BEGIN DATA TO USE
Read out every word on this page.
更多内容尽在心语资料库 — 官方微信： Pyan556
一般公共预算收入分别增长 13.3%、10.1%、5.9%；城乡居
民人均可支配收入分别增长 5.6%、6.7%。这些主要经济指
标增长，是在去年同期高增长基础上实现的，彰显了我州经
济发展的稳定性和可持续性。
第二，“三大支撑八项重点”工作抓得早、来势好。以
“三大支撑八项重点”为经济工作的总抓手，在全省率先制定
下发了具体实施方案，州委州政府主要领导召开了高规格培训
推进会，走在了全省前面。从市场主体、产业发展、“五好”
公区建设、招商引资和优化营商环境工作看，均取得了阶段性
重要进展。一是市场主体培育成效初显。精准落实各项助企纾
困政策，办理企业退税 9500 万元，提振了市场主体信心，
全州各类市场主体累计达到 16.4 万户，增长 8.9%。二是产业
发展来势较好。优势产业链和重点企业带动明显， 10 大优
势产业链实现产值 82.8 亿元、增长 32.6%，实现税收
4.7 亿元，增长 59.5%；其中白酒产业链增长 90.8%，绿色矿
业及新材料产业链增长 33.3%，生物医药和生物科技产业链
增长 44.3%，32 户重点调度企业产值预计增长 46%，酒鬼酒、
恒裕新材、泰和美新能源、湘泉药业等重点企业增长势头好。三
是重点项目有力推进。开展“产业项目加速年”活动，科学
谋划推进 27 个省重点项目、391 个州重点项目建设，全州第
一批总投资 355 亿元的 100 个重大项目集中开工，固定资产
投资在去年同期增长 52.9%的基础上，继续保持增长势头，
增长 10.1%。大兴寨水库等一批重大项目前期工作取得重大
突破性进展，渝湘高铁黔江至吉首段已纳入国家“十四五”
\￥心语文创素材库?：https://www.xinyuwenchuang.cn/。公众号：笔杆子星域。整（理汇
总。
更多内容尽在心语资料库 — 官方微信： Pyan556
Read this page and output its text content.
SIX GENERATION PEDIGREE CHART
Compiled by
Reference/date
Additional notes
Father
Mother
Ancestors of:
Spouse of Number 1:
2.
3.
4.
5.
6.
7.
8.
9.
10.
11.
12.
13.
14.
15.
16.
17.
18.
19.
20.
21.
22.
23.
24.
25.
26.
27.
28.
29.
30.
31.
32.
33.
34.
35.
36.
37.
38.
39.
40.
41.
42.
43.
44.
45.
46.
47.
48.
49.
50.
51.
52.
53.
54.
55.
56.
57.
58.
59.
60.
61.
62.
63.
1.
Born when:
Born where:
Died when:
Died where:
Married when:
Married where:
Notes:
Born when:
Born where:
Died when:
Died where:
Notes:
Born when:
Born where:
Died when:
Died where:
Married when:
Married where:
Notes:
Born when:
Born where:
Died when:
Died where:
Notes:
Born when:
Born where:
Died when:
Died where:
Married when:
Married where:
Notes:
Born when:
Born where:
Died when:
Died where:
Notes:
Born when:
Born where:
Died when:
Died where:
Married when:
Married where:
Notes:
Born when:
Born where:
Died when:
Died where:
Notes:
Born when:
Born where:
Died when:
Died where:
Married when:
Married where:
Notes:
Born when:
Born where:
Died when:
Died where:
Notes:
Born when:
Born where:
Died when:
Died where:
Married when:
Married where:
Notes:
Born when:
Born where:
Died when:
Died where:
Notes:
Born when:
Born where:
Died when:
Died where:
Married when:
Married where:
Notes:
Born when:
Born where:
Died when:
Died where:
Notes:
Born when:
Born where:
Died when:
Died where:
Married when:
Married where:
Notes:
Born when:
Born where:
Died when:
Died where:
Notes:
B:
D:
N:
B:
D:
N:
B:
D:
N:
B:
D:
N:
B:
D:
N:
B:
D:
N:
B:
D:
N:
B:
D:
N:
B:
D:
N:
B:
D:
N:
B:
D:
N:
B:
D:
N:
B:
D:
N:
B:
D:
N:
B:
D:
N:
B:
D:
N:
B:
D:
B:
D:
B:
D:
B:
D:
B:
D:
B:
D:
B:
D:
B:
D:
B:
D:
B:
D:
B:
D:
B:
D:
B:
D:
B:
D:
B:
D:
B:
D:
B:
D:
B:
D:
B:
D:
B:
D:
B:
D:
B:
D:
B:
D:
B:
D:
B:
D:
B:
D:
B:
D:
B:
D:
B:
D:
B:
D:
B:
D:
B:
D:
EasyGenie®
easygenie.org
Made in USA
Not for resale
END DATA TO USE
# WHAT TO PRODUCE:
Every line above should be written out again exactly as it stands.

# RESPONSE TO THE TASK:
Read out every word on this page.
更多内容尽在心语资料库 — 官方微信： Pyan556
一般公共预算收入分别增长 13.3%、10.1%、5.9%；城乡居
民人均可支配收入分别增长 5.6%、6.7%。这些主要经济指
标增长，是在去年同期高增长基础上实现的，彰显了我州经
济发展的稳定性和可持续性。
第二，“三大支撑八项重点”工作抓得早、来势好。以
“三大支撑八项重点”为经济工作的总抓手，在全省率先制定
下发了具体实施方案，州委州政府主要领导召开了高规格培训
推进会，走在了全省前面。从市场主体、产业发展、“五好”
公区建设、招商引资和优化营商环境工作看，均取得了阶段性
重要进展。一是市场主体培育成效初显。精准落实各项助企纾
困政策，办理企业退税 9500 万元，提振了市场主体信心，
全州各类市场主体累计达到 16.4 万户，增长 8.9%。二是产业
发展来势较好。优势产业链和重点企业带动明显， 10 大优
势产业链实现产值 82.8 亿元、增长 32.6%，实现税收
4.7 亿元，增长 59.5%；其中白酒产业链增长 90.8%，绿色矿
业及新材料产业链增长 33.3%，生物医药和生物科技产业链
增长 44.3%，32 户重点调度企业产值预计增长 46%，酒鬼酒、
恒裕新材、泰和美新能源、湘泉药业等重点企业增长势头好。三
是重点项目有力推进。开展“产业项目加速年”活动，科学
谋划推进 27 个省重点项目、391 个州重点项目建设，全州第
一批总投资 355 亿元的 100 个重大项目集中开工，固定资产
投资在去年同期增长 52.9%的基础上，继续保持增长势头，
增长 10.1%。大兴寨水库等一批重大项目前期工作取得重大
突破性进展，渝湘高铁黔江至吉首段已纳入国家“十四五”
\￥心语文创素材库?：https://www.xinyuwenchuang.cn/。公众号：笔杆子星域。整（理汇
总。
更多内容尽在心语资料库 — 官方微信： Pyan556
Read this page and output its text content.
SIX GENERATION PEDIGREE CHART
Compiled by
Reference/date
Additional notes
Father
Mother
Ancestors of:
Spouse of Number 1:
2.
3.
4.
5.
6.
7.
8.
9.
10.
11.
12.
13.
14.
15.
16.
17.
18.
19.
20.
21.
22.
23.
24.
25.
26.
27.
28.
29.
30.
31.
32.
33.
34.
35.
36.
37.
38.
39.
40.
41.
42.
43.
44.
45.
46.
47.
48.
49.
50.
51.
52.
53.
54.
55.
56.
57.
58.
59.
60.
61.
62.
63.
1.
Born when:
Born where:
Died when:
Died where:
Married when:
Married where:
Notes:
Born when:
Born where:
Died when:
Died where:
Notes:
Born when:
Born where:
Died when:
Died where:
Married when:
Married where:
Notes:
Born when:
Born where:
Died when:
Died where:
Notes:
Born when:
Born where:
Died when:
Died where:
Married when:
Married where:
Notes:
Born when:
Born where:
Died when:
Died where:
Notes:
Born when:
Born where:
Died when:
Died where:
Married when:
Married where:
Notes:
Born when:
Born where:
Died when:
Died where:
Notes:
Born when:
Born where:
Died when:
Died where:
Married when:
Married where:
Notes:
Born when:
Born where:
Died when:
Died where:
Notes:
Born when:
Born where:
Died when:
Died where:
Married when:
Married where:
Notes:
Born when:
Born where:
Died when:
Died where:
Notes:
Born when:
Born where:
Died when:
Died where:
Married when:
Married where:
Notes:
Born when:
Born where:
Died when:
Died where:
Notes:
Born when:
Born where:
Died when:
Died where:
Married when:
Married where:
Notes:
Born when:
Born where:
Died when:
Died where:
Notes:
B:
D:
N:
B:
D:
N:
B:
D:
N:
B:
D:
N:
B:
D:
N:
B:
D:
N:
B:
D:
N:
B:
D:
N:
B:
D:
N:
B:
D:
N:
B:
D:
N:
B:
D:
N:
B:
D:
N:
B:
D:
N:
B:
D:
N:
B:
D:
N:
B:
D:
B:
D:
B:
D:
B:
D:
B:
D:
B:
D:
B:
D:
B:
D:
B:
D:
B:
D:
B:
D:
B:
D:
B:
D:
B:
D:
B:
D:
B:
D:
B:
D:
B:
D:
B:
D:
B:
D:
B:
D:
B:
D:
B:
D:
B:
D:
B:
D:
B:
D:
B:
D:
B:
D:
B:
D:
B:
D:
B:
D:
B:
D:
EasyGenie®
easygenie.org
Made in USA
Not for resale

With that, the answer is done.